◆ OBJECTIVE: Check each line below for the word "Аналитический", and copy those that have it.

◆ EXTRACTED DATA:
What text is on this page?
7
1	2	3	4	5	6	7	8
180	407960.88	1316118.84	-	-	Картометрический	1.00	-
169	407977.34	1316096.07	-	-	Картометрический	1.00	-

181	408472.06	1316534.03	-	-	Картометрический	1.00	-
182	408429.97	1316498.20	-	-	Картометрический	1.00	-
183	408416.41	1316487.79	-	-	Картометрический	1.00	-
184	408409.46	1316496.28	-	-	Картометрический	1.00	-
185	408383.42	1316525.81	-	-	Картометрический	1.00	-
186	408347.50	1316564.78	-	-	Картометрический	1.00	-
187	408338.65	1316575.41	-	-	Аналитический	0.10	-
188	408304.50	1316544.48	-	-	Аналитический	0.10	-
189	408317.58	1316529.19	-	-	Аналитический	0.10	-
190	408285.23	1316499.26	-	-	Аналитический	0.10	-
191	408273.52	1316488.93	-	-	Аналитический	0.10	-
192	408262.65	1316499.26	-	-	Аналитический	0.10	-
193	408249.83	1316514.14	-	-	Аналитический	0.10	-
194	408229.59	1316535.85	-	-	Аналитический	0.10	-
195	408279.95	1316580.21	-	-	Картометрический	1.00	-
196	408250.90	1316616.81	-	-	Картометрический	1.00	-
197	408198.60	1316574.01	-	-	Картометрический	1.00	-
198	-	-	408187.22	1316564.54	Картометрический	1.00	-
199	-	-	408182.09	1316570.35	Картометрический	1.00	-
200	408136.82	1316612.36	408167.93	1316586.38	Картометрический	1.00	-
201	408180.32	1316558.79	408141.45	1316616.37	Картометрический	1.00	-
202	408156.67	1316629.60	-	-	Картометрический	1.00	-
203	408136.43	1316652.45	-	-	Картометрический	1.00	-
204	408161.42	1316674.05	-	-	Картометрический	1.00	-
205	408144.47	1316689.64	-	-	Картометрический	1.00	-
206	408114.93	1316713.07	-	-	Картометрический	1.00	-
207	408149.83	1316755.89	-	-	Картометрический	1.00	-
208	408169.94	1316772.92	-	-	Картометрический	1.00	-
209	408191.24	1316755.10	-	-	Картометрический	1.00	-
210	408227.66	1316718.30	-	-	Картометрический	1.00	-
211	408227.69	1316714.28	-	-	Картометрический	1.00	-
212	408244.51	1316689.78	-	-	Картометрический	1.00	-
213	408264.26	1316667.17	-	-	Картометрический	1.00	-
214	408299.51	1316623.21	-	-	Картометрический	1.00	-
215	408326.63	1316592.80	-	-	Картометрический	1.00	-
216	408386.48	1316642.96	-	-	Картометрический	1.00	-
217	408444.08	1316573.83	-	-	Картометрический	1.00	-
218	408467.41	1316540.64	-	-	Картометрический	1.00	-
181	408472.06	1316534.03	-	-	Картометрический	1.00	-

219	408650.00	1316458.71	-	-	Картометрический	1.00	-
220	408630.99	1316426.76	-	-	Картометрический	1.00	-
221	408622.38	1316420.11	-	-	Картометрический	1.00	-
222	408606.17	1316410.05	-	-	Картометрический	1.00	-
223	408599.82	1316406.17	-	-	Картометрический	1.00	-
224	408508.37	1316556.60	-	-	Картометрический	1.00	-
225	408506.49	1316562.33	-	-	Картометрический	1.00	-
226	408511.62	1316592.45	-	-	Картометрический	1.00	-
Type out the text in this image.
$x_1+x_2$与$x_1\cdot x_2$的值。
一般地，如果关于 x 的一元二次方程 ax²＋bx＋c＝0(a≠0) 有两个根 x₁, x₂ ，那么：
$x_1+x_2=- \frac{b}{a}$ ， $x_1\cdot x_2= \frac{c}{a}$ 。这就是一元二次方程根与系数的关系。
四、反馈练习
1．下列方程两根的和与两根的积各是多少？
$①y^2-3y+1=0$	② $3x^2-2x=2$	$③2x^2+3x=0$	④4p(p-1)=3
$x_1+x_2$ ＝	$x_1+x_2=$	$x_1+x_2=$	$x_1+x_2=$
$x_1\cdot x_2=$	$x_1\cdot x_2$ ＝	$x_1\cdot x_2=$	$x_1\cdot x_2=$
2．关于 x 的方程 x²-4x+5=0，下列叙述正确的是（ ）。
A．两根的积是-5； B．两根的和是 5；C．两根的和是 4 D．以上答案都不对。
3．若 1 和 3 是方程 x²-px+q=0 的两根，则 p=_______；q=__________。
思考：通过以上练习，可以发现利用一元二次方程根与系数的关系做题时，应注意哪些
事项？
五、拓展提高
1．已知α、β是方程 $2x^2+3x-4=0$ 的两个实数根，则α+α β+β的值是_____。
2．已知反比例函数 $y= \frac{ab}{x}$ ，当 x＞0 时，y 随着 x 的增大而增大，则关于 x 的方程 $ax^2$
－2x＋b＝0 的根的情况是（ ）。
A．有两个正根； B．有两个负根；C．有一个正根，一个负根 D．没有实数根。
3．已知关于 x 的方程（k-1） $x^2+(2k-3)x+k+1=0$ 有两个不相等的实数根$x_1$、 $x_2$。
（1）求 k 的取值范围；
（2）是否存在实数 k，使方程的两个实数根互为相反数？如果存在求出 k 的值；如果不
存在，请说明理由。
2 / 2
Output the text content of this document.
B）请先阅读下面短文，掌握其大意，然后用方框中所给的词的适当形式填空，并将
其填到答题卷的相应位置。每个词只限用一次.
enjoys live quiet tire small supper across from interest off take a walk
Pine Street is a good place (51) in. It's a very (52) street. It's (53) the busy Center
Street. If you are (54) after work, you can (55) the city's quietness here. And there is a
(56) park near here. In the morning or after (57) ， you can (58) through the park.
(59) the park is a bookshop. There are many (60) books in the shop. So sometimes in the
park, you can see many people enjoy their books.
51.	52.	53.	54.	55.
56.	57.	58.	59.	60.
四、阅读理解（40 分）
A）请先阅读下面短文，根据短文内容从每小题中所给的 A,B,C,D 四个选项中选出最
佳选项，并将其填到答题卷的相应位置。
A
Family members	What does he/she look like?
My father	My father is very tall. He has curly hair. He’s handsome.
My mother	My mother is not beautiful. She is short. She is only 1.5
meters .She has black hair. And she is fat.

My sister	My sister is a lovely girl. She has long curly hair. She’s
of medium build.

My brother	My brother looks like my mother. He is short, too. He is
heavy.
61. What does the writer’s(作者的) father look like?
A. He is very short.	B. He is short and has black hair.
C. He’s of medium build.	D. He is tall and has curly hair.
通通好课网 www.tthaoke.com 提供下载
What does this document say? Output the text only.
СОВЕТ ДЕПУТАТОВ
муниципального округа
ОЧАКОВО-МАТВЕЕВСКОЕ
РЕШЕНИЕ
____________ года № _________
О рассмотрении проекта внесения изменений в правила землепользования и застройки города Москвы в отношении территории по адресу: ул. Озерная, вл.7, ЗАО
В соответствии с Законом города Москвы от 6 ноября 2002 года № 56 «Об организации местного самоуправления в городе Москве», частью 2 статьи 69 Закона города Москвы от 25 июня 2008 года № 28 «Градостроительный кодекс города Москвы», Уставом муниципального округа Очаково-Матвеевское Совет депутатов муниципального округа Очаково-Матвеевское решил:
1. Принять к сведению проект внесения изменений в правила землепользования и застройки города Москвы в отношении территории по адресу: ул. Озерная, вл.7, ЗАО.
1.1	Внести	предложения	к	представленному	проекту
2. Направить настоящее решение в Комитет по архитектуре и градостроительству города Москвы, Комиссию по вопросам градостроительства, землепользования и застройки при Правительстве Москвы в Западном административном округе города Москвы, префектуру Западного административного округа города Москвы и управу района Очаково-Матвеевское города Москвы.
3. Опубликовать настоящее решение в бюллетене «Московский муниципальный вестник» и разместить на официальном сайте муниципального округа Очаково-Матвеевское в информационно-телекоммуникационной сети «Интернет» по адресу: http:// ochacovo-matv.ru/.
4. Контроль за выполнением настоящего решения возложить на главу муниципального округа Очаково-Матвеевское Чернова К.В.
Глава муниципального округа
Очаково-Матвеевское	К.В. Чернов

◆ FINISHED TASK:
187	408338.65	1316575.41	-	-	Аналитический	0.10	-
188	408304.50	1316544.48	-	-	Аналитический	0.10	-
189	408317.58	1316529.19	-	-	Аналитический	0.10	-
190	408285.23	1316499.26	-	-	Аналитический	0.10	-
191	408273.52	1316488.93	-	-	Аналитический	0.10	-
192	408262.65	1316499.26	-	-	Аналитический	0.10	-
193	408249.83	1316514.14	-	-	Аналитический	0.10	-
194	408229.59	1316535.85	-	-	Аналитический	0.10	-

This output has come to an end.